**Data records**
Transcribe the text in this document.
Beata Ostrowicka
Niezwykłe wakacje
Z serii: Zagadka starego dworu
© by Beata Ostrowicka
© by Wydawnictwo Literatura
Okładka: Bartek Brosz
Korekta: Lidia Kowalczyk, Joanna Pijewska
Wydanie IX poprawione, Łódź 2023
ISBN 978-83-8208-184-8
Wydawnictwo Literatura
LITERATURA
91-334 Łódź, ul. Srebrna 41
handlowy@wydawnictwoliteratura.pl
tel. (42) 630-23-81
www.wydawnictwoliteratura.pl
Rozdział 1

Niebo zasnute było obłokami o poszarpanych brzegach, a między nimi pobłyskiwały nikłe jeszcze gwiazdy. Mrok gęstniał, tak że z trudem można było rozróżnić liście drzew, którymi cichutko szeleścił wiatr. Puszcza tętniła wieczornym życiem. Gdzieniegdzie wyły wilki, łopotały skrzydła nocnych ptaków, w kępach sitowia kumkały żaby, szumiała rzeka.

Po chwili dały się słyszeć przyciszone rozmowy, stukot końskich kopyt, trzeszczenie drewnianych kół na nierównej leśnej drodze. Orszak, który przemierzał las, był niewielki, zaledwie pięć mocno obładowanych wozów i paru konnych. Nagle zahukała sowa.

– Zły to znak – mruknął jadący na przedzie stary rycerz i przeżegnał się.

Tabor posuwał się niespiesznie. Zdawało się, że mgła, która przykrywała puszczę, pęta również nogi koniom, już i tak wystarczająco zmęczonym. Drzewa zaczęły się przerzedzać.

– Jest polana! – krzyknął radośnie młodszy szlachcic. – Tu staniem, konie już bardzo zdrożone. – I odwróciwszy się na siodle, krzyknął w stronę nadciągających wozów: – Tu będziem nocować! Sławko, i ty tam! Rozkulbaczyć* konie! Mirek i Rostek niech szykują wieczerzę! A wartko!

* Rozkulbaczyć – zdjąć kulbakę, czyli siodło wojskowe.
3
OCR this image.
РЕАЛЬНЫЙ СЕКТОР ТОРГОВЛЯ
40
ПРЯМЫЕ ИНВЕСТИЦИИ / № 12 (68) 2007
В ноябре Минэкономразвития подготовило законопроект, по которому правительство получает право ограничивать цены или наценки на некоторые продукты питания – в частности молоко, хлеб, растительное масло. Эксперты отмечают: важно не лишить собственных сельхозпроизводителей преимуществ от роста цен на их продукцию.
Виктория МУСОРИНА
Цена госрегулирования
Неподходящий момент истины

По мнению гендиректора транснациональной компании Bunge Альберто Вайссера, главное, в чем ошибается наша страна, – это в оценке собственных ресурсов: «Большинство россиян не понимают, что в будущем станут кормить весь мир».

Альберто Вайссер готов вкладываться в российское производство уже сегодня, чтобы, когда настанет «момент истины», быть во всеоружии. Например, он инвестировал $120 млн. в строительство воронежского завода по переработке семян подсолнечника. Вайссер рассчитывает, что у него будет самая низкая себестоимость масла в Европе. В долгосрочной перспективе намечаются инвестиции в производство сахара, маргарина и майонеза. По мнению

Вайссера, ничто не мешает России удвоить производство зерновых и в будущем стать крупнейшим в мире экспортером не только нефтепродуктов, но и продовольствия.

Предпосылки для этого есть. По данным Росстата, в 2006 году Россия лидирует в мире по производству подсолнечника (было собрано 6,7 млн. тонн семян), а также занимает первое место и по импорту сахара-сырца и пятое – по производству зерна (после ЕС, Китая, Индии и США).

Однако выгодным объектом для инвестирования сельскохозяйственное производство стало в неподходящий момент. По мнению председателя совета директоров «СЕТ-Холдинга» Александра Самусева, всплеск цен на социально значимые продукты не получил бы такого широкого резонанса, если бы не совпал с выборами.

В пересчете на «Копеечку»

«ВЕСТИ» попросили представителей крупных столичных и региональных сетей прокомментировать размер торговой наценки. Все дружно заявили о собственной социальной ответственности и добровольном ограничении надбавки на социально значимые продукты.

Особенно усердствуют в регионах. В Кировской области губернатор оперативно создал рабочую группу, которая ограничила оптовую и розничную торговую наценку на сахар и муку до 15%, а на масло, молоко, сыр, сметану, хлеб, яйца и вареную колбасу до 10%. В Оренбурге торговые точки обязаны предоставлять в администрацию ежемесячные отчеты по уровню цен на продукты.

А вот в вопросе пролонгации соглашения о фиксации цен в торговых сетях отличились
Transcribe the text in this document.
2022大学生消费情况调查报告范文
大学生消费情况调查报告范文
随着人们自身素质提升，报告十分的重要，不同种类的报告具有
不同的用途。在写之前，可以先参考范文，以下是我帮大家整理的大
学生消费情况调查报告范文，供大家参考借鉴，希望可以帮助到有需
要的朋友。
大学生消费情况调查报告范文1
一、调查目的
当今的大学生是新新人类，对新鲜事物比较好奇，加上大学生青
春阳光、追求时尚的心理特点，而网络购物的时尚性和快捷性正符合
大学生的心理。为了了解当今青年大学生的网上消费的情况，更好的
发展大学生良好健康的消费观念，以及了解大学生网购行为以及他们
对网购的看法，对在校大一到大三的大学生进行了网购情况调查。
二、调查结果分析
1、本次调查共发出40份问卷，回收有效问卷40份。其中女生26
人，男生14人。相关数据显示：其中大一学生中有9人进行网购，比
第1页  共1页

**WHAT THE TASK REQUIRES**
How many lines in these entries contain the string "Beata"? State the number and nothing more.

**SOLUTION**
2